VHRanger / nodevectors

Fastest network node embeddings in the west
MIT License
506 stars 59 forks source link

Issue with gensim 4.0.0+ #37

Open cthoyt opened 3 years ago

cthoyt commented 3 years ago

It appears one of the argument names has changed in the newly released version of GenSim. This has also caused some pain in other libraries using this package for node2vec implementations (e.g., https://github.com/krishnanlab/PecanPy/issues/16)

Traceback (most recent call last):
  File "embed_nodevectors.py", line 150, in <module>
    main()
  File "/Users/cthoyt/.virtualenvs/indra/lib/python3.8/site-packages/click/core.py", line 829, in __call__
    return self.main(*args, **kwargs)
  File "/Users/cthoyt/.virtualenvs/indra/lib/python3.8/site-packages/click/core.py", line 782, in main
    rv = self.invoke(ctx)

________________

Repeat word for word the part of the nodevectors issue thread starting at "It appears one" and ending at "return self.main(*args, **kwargs)". Work only from the nodevectors issue thread.

________________

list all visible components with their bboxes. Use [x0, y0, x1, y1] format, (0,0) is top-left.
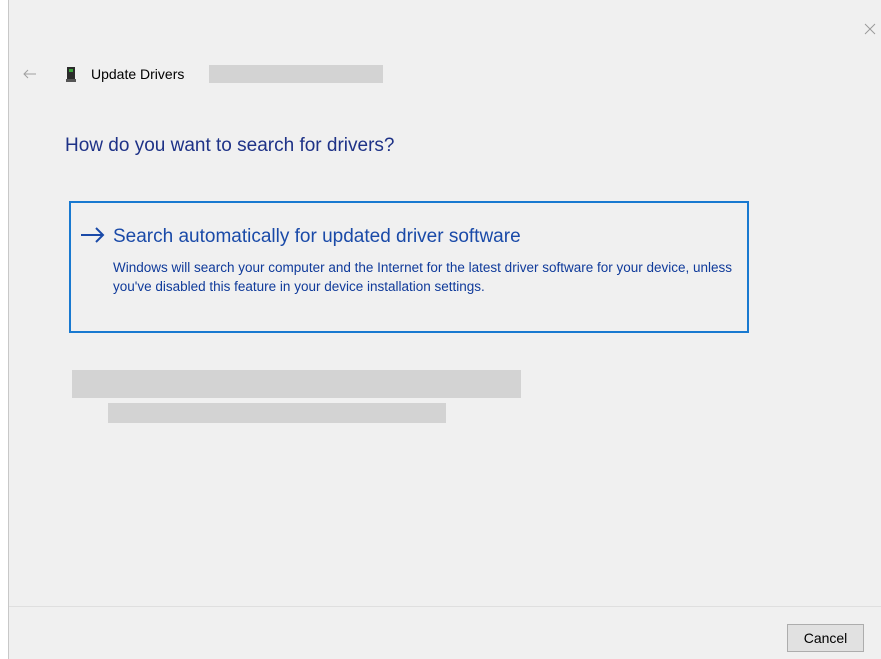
device-icon	[66, 67, 76, 82]
search-automatically-option[interactable]: Search automatically for updated driver …	[69, 201, 749, 333]
dialog-footer: Cancel	[9, 606, 881, 659]
window-title: Update Drivers	[91, 66, 185, 82]
redacted-option-description	[108, 403, 446, 423]
page-heading: How do you want to search for drivers?	[65, 135, 395, 156]
cancel-button[interactable]: Cancel	[787, 624, 864, 652]
redacted-device-name	[209, 65, 383, 83]
option-title: Search automatically for updated driver …	[113, 226, 521, 247]
option-description: Windows will search your computer and th…	[113, 260, 733, 294]
close-button[interactable]	[859, 18, 881, 40]
update-drivers-dialog: Update Drivers How do you want to search…	[8, 0, 881, 659]
redacted-option-title	[72, 370, 521, 398]
back-button[interactable]	[19, 64, 41, 84]
right-arrow-icon	[81, 227, 105, 243]
close-icon	[864, 23, 876, 35]
back-arrow-icon	[23, 69, 36, 79]
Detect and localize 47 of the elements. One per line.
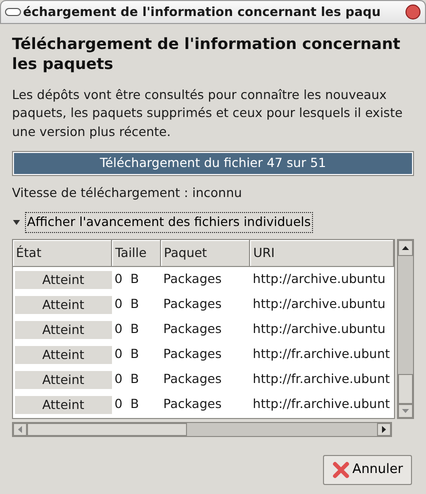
- status-cell: Atteint: [15, 296, 112, 314]
- window-menu-icon[interactable]: [5, 8, 21, 16]
- expander-arrow-icon[interactable]: [12, 218, 21, 228]
- scroll-down-icon[interactable]: [398, 404, 413, 418]
- scroll-thumb[interactable]: [27, 423, 187, 436]
- table-cell-text: http://archive.ubuntu: [252, 295, 386, 314]
- scroll-thumb[interactable]: [398, 374, 413, 404]
- scroll-right-icon[interactable]: [377, 423, 391, 436]
- scroll-up-icon[interactable]: [398, 240, 413, 256]
- table-cell-text: Packages: [162, 395, 223, 414]
- table-cell-text: Packages: [162, 320, 223, 338]
- status-cell: Atteint: [15, 270, 112, 289]
- column-header[interactable]: Paquet: [160, 240, 250, 266]
- table-cell-text: 0 B: [114, 295, 140, 314]
- column-header[interactable]: État: [13, 240, 112, 266]
- table-cell-text: 0 B: [114, 320, 140, 338]
- table-cell-text: 0 B: [114, 395, 140, 414]
- horizontal-scrollbar[interactable]: [12, 422, 392, 438]
- close-icon[interactable]: [405, 4, 421, 20]
- table-cell-text: http://fr.archive.ubunt: [252, 345, 391, 364]
- status-cell: Atteint: [15, 396, 112, 414]
- status-cell: Atteint: [15, 370, 112, 389]
- scroll-left-icon[interactable]: [13, 423, 27, 436]
- table-cell-text: http://archive.ubuntu: [252, 320, 386, 338]
- column-header[interactable]: URI: [250, 240, 394, 266]
- table-cell-text: http://fr.archive.ubunt: [252, 370, 391, 388]
- table-cell-text: 0 B: [114, 270, 140, 288]
- table-cell-text: Packages: [162, 345, 223, 364]
- table-cell-text: http://archive.ubuntu: [252, 270, 386, 288]
- table-cell-text: 0 B: [114, 345, 140, 364]
- expander-toggle[interactable]: Afficher l'avancement des fichiers individuels: [25, 212, 313, 234]
- table-cell-text: 0 B: [114, 370, 140, 388]
- description-text: Les dépôts vont être consultés pour connaître les nouveaux paquets, les paquets supprimés et ceux pour lesquels il existe une version plus récente.: [12, 86, 404, 141]
- cross-icon: [332, 460, 350, 479]
- speed-text: Vitesse de téléchargement : inconnu: [12, 184, 243, 202]
- vertical-scrollbar[interactable]: [397, 239, 414, 420]
- dialog-heading: Téléchargement de l'information concernant les paquets: [12, 34, 402, 74]
- status-cell: Atteint: [15, 320, 112, 339]
- column-header[interactable]: Taille: [112, 240, 161, 266]
- table-cell-text: http://fr.archive.ubunt: [252, 395, 391, 414]
- table-cell-text: Packages: [162, 295, 223, 314]
- status-cell: Atteint: [15, 346, 112, 364]
- table-cell-text: Packages: [162, 370, 223, 388]
- window-title: échargement de l'information concernant les paqu: [23, 2, 382, 21]
- progress-fill: Téléchargement du fichier 47 sur 51: [14, 152, 412, 174]
- table-cell-text: Packages: [162, 270, 223, 288]
- cancel-button[interactable]: Annuler: [323, 455, 412, 485]
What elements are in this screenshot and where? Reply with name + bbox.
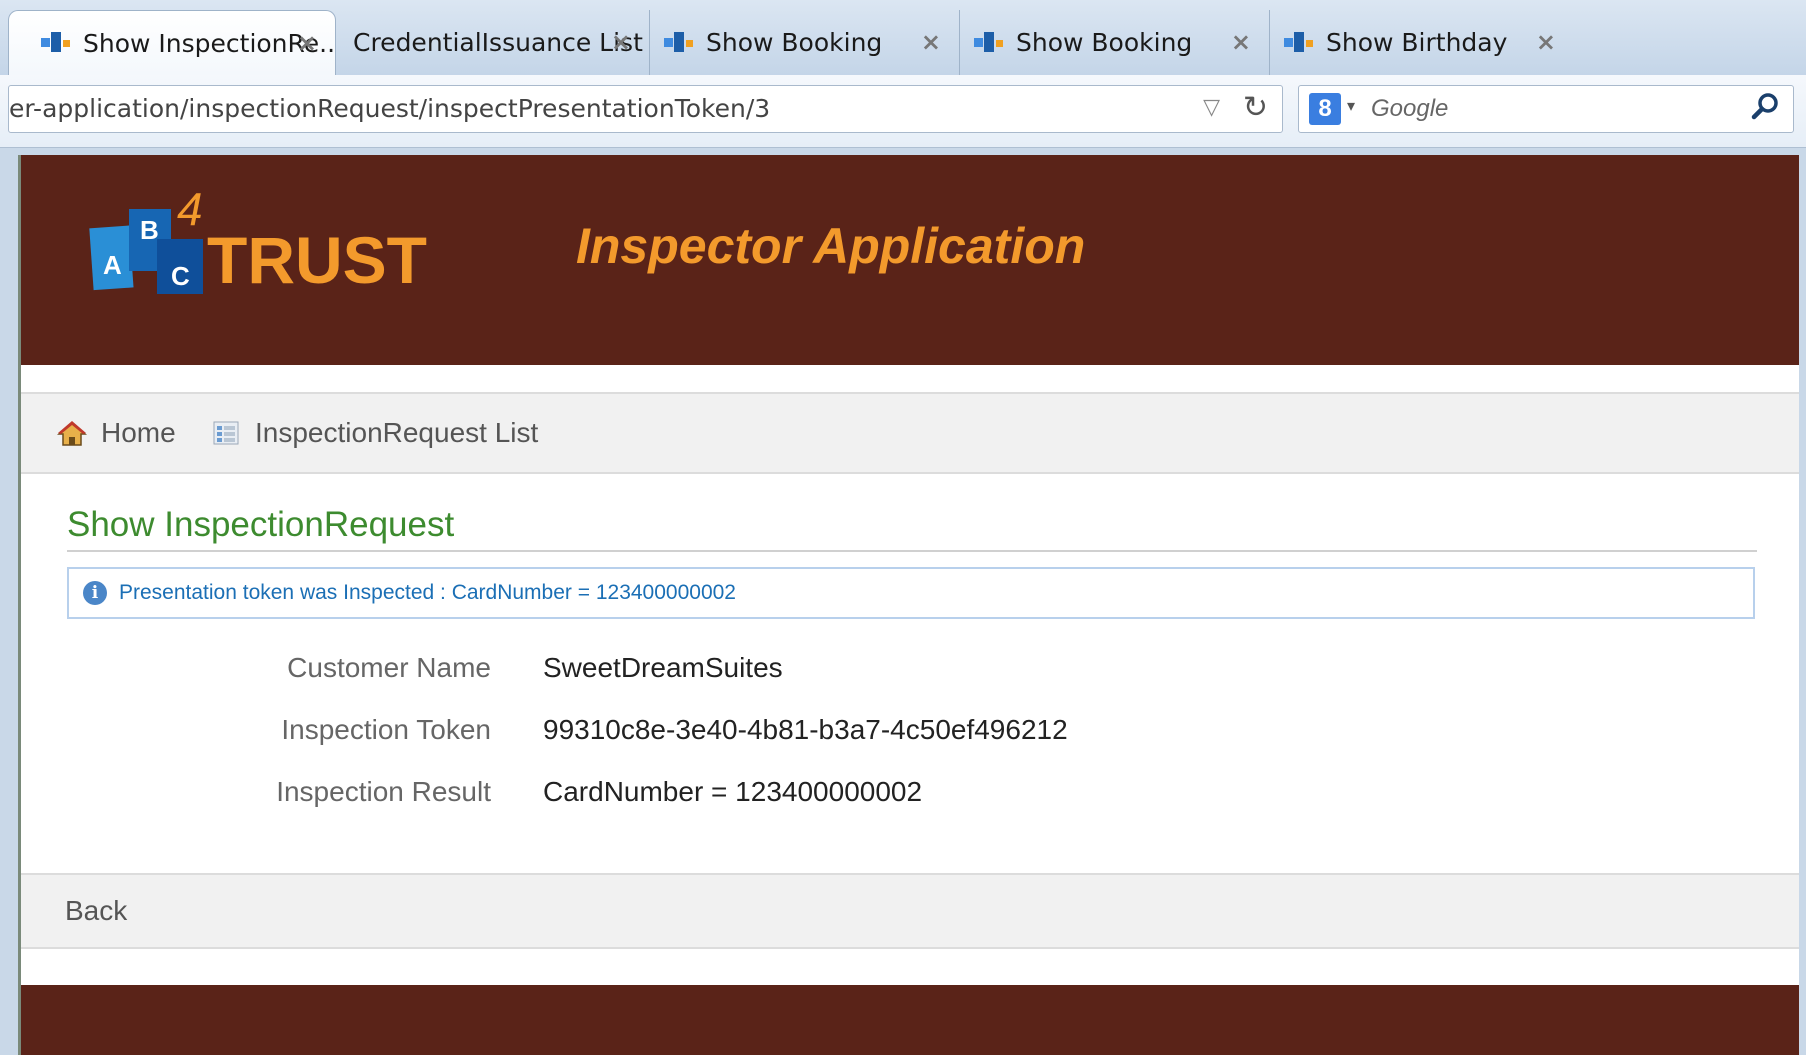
search-input[interactable]: 8 ▾ Google bbox=[1298, 85, 1794, 133]
property-label: Customer Name bbox=[287, 652, 491, 683]
property-list: Customer Name SweetDreamSuites Inspectio… bbox=[21, 652, 1799, 838]
tab-title: Show Booking bbox=[706, 28, 883, 57]
back-button[interactable]: Back bbox=[65, 875, 127, 947]
flash-message: i Presentation token was Inspected : Car… bbox=[67, 567, 1755, 619]
logo-wordmark: TRUST bbox=[207, 223, 427, 297]
main-nav: Home InspectionRequest List bbox=[21, 392, 1799, 474]
history-dropdown-icon[interactable]: ▽ bbox=[1203, 94, 1220, 120]
property-row-inspection-result: Inspection Result CardNumber = 123400000… bbox=[21, 776, 1799, 838]
property-row-inspection-token: Inspection Token 99310c8e-3e40-4b81-b3a7… bbox=[21, 714, 1799, 776]
logo-letter-c: C bbox=[171, 261, 190, 291]
site-header: A B C 4 TRUST Inspector Application bbox=[21, 155, 1799, 365]
browser-tab-show-inspectionrequest[interactable]: Show InspectionRe... × bbox=[8, 10, 336, 75]
logo-letter-a: A bbox=[103, 250, 122, 280]
close-tab-icon[interactable]: × bbox=[1231, 28, 1251, 56]
button-bar: Back bbox=[21, 873, 1799, 949]
search-engine-icon[interactable]: 8 bbox=[1309, 93, 1341, 125]
browser-tab-show-booking[interactable]: Show Booking × bbox=[650, 10, 960, 75]
flash-message-text: Presentation token was Inspected : CardN… bbox=[119, 581, 736, 604]
app-title: Inspector Application bbox=[576, 218, 1086, 274]
web-page: A B C 4 TRUST Inspector Application Home bbox=[18, 155, 1799, 1055]
app-favicon-icon bbox=[1284, 31, 1314, 54]
search-placeholder: Google bbox=[1371, 95, 1449, 122]
home-icon bbox=[57, 421, 87, 446]
tab-title: CredentialIssuance List bbox=[353, 28, 643, 57]
nav-list-label: InspectionRequest List bbox=[255, 417, 539, 448]
list-icon bbox=[213, 421, 239, 445]
close-tab-icon[interactable]: × bbox=[297, 29, 317, 57]
app-favicon-icon bbox=[664, 31, 694, 54]
page-title: Show InspectionRequest bbox=[67, 500, 1757, 552]
close-tab-icon[interactable]: × bbox=[1536, 28, 1556, 56]
property-value: SweetDreamSuites bbox=[543, 652, 783, 683]
browser-tab-credentialissuance-list[interactable]: CredentialIssuance List × bbox=[336, 10, 650, 75]
app-favicon-icon bbox=[41, 32, 71, 54]
tab-title: Show Birthday bbox=[1326, 28, 1508, 57]
search-engine-dropdown-icon[interactable]: ▾ bbox=[1347, 96, 1355, 116]
app-favicon-icon bbox=[974, 31, 1004, 54]
browser-tab-strip: Show InspectionRe... × CredentialIssuanc… bbox=[0, 0, 1806, 75]
close-tab-icon[interactable]: × bbox=[921, 28, 941, 56]
nav-inspectionrequest-list-link[interactable]: InspectionRequest List bbox=[211, 394, 538, 472]
nav-home-link[interactable]: Home bbox=[57, 394, 176, 472]
info-icon: i bbox=[83, 581, 107, 605]
reload-icon[interactable]: ↻ bbox=[1243, 90, 1268, 125]
logo-superscript: 4 bbox=[177, 187, 203, 235]
site-footer bbox=[21, 985, 1799, 1055]
magnifier-icon[interactable] bbox=[1749, 90, 1783, 124]
url-text: er-application/inspectionRequest/inspect… bbox=[9, 94, 771, 123]
logo-letter-b: B bbox=[140, 215, 159, 245]
tab-title: Show Booking bbox=[1016, 28, 1193, 57]
browser-tab-show-birthday[interactable]: Show Birthday × bbox=[1270, 10, 1806, 75]
property-row-customer-name: Customer Name SweetDreamSuites bbox=[21, 652, 1799, 714]
nav-home-label: Home bbox=[101, 417, 176, 448]
property-label: Inspection Token bbox=[281, 714, 491, 745]
property-value: CardNumber = 123400000002 bbox=[543, 776, 923, 807]
abc4trust-logo: A B C 4 TRUST bbox=[89, 187, 427, 297]
browser-nav-bar: er-application/inspectionRequest/inspect… bbox=[0, 75, 1806, 148]
property-value: 99310c8e-3e40-4b81-b3a7-4c50ef496212 bbox=[543, 714, 1068, 745]
address-bar[interactable]: er-application/inspectionRequest/inspect… bbox=[8, 85, 1283, 133]
browser-tab-show-booking-2[interactable]: Show Booking × bbox=[960, 10, 1270, 75]
close-tab-icon[interactable]: × bbox=[611, 28, 631, 56]
property-label: Inspection Result bbox=[276, 776, 491, 807]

________________

PROBLEM SOLUTION:
It appears one of the argument names has changed in the newly released version of GenSim. This has also caused some pain in other libraries using this package for node2vec implementations (e.g., https://github.com/krishnanlab/PecanPy/issues/16)

Traceback (most recent call last):
  File "embed_nodevectors.py", line 150, in <module>
    main()
  File "/Users/cthoyt/.virtualenvs/indra/lib/python3.8/site-packages/click/core.py", line 829, in __call__
    return self.main(*args, **kwargs)